* [Set task]: Quote the lines below word for word, starting with the line containing "logo-wordmark: hi5 [8,5,32,24]" and going on through the line containing "category-tag[interactable]: 企业会计准则 [190,64,221,70]".

* [Data provided]:
───
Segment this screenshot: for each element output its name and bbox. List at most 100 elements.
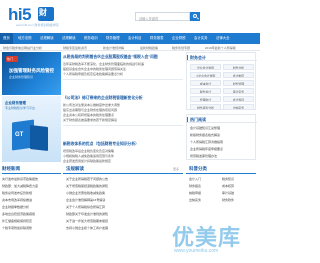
logo-wordmark: hi5 [8,5,32,24]
nav-item[interactable]: 会计实务 [194,33,208,44]
article-title[interactable]: 从税务局的判例看合伙企业股票股权基金"领税入会"问题 [63,55,158,60]
nav-item[interactable]: 财务报表 [150,33,164,44]
section-title: 法规解读 [66,166,84,171]
hot-link[interactable]: 新版财务报表格式解读 [190,133,254,137]
nav-item[interactable]: 财务管理 [106,33,120,44]
category-link[interactable]: 审计基础 [222,191,254,195]
search-icon [192,13,197,18]
category-tag[interactable]: 成本会计 [190,80,221,86]
category-tag[interactable]: 财务报表分析 [190,104,221,110]
watermark-url: www.youmeiku.com [174,248,219,254]
article-summary: 近年来财税改革不断深化，企业财务管理面临新的挑战与机遇 [63,62,145,66]
search-input[interactable]: 请输入关键词 [135,12,190,21]
category-tag[interactable]: 企业会计准则 [190,64,221,70]
box-header: 热门阅读 [187,115,257,123]
regulation-link[interactable]: 关于个人所得税综合所得汇算 [66,205,180,209]
nav-item[interactable]: 地方法规 [18,33,32,44]
watermark: 优美库 www.youmeiku.com [172,220,257,258]
article-summary: 关于财务报表披露要求的若干新规定解读 [63,118,118,122]
nav-item-home[interactable]: 首页 [0,33,13,44]
site-logo[interactable]: hi5 财 www.hi5.com 财务培训网络学院 [8,6,80,30]
regulation-link[interactable]: 关于企业所得税若干问题的公告 [66,177,180,181]
banner-subtitle: 企业财务管理知识 [9,75,34,79]
nav-item[interactable]: 会计科目 [128,33,142,44]
article-summary: 小规模纳税人减免政策适用范围与条件 [63,154,115,158]
category-tag[interactable]: 出纳实务 [223,104,254,110]
ticker-item[interactable]: 财会与税务信息网站行业分析 [3,46,42,50]
nav-item[interactable]: 法规解读 [40,33,54,44]
news-link[interactable]: 财政部：加大减税降费力度 [2,184,61,188]
category-link[interactable]: 财务报表 [189,184,221,188]
news-link[interactable]: 企业财报季数据分析 [2,205,61,209]
regulation-link[interactable]: 支持小微企业和个体工商户发展 [66,226,180,230]
box-header: 财务会计 [187,53,257,61]
article-summary: 股东出资期限与企业财务处理的衔接问题 [63,108,118,112]
box-title: 热门阅读 [190,117,206,122]
article-title[interactable]: 《公司法》修订带来的企业财税管理新变化分析 [63,96,143,101]
ticker-item[interactable]: 税务筹划专题 [172,46,190,50]
hot-link[interactable]: 个人所得税汇算清缴指南 [190,140,254,144]
news-link[interactable]: 多地出台稳经济政策措施 [2,212,61,216]
regulation-link[interactable]: 企业会计准则解释第16号解读 [66,198,180,202]
category-tag[interactable]: 管理会计 [190,96,221,102]
ticker-item[interactable]: 最新财税政策 [140,46,158,50]
promo-gt-text: GT [15,132,24,138]
nav-item[interactable]: 税务培训 [84,33,98,44]
logo-tagline: www.hi5.com 财务培训网络学院 [16,23,59,27]
section-title: 财经新闻 [2,166,20,171]
article-summary: 新公司法对注册资本认缴制度作出重大调整 [63,103,121,107]
news-link[interactable]: 税务总局发布征管新规 [2,191,61,195]
site-header: hi5 财 www.hi5.com 财务培训网络学院 请输入关键词 [0,0,260,33]
regulation-link[interactable]: 关于增值税留抵退税政策的通知 [66,184,180,188]
category-link[interactable]: 成本核算 [222,184,254,188]
category-box: 财务会计 企业会计准则 财务分析 小企业会计准则 会计制度 成本会计 财务管理 … [186,52,257,110]
news-link[interactable]: 资本市场改革持续推进 [2,198,61,202]
hot-link[interactable]: 增值税发票管理办法 [190,154,254,158]
promo-sublabel: 专业财税知识学习平台 [5,106,36,110]
article-summary: 企业研发费用加计扣除政策最新规定 [63,159,112,163]
ticker-item[interactable]: 新会计准则详解 [103,46,124,50]
article-summary: 增值税改革后企业税负变化及应对策略 [63,149,115,153]
article-summary: 股权基金在合伙企业中的税务处理问题值得关注 [63,67,127,71]
more-link[interactable]: 更多 [173,167,179,171]
hot-link[interactable]: 会计基础知识汇总整理 [190,126,254,130]
regulation-link[interactable]: 关于进一步加大增值税期末留抵 [66,219,180,223]
regulation-link[interactable]: 财政部关于印发会计准则的通知 [66,212,180,216]
divider [63,125,183,126]
hot-link[interactable]: 企业所得税年度申报要点 [190,147,254,151]
article-title[interactable]: 新税收体系的优点（包括财税专业知识分析） [63,142,139,147]
regulation-link[interactable]: 小微企业普惠性税收减免政策 [66,191,180,195]
news-ticker: 财会与税务信息网站行业分析 财税专区最新资讯 新会计准则详解 最新财税政策 税务… [0,45,260,51]
hero-banner[interactable]: 热门 加强管理财务风险管控 企业财务管理知识 [2,52,61,95]
news-link[interactable]: 央行发布最新货币政策报告 [2,177,61,181]
section-header: 法规解读 更多 [63,165,183,173]
category-link[interactable]: 财务软件 [222,198,254,202]
accent-bar [187,54,188,60]
category-tag[interactable]: 小企业会计准则 [190,72,221,78]
nav-item[interactable]: 法律大全 [216,33,230,44]
category-tag[interactable]: 审计实务 [223,88,254,94]
category-link[interactable]: 出纳实务 [189,198,221,202]
section-underline [63,173,183,174]
logo-badge-text: 财 [39,8,47,17]
news-link[interactable]: 外汇储备规模保持稳定 [2,219,61,223]
category-link[interactable]: 会计入门 [189,177,221,181]
category-tag[interactable]: 财务分析 [223,64,254,70]
category-tag[interactable]: 会计制度 [223,72,254,78]
news-link[interactable]: 个税专项附加扣除调整 [2,226,61,230]
category-tag[interactable]: 税务会计 [190,88,221,94]
category-tag[interactable]: 财务管理 [223,80,254,86]
section-underline [2,173,61,174]
category-link[interactable]: 纳税申报 [189,191,221,195]
book-illustration [30,125,48,151]
section-header: 财经新闻 [2,165,61,173]
nav-item[interactable]: 法规解读 [62,33,76,44]
category-tag[interactable]: 会计科目 [223,96,254,102]
nav-item[interactable]: 企业财税 [172,33,186,44]
main-nav: 首页 地方法规 法规解读 法规解读 税务培训 财务管理 会计科目 财务报表 企业… [0,33,260,44]
category-link[interactable]: 税务知识 [222,177,254,181]
ticker-item[interactable]: 2019年最新个人所得税 [205,46,236,50]
promo-image[interactable]: 企业财务管理 专业财税知识学习平台 GT [2,96,61,162]
search-button[interactable] [190,12,200,21]
ticker-item[interactable]: 财税专区最新资讯 [63,46,87,50]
───
* [Output for this task]:
logo-wordmark: hi5 [8,5,32,24]
nav-item[interactable]: 会计实务 [194,33,208,44]
article-title[interactable]: 从税务局的判例看合伙企业股票股权基金"领税入会"问题 [63,55,158,60]
nav-item[interactable]: 财务报表 [150,33,164,44]
section-title: 法规解读 [66,166,84,171]
hot-link[interactable]: 新版财务报表格式解读 [190,133,254,137]
nav-item[interactable]: 财务管理 [106,33,120,44]
category-link[interactable]: 审计基础 [222,191,254,195]
search-icon [192,13,197,18]
category-tag[interactable]: 成本会计 [190,80,221,86]
category-tag[interactable]: 财务报表分析 [190,104,221,110]
watermark-url: www.youmeiku.com [174,248,219,254]
article-summary: 近年来财税改革不断深化，企业财务管理面临新的挑战与机遇 [63,62,145,66]
search-input[interactable]: 请输入关键词 [135,12,190,21]
category-tag[interactable]: 企业会计准则 [190,64,221,70]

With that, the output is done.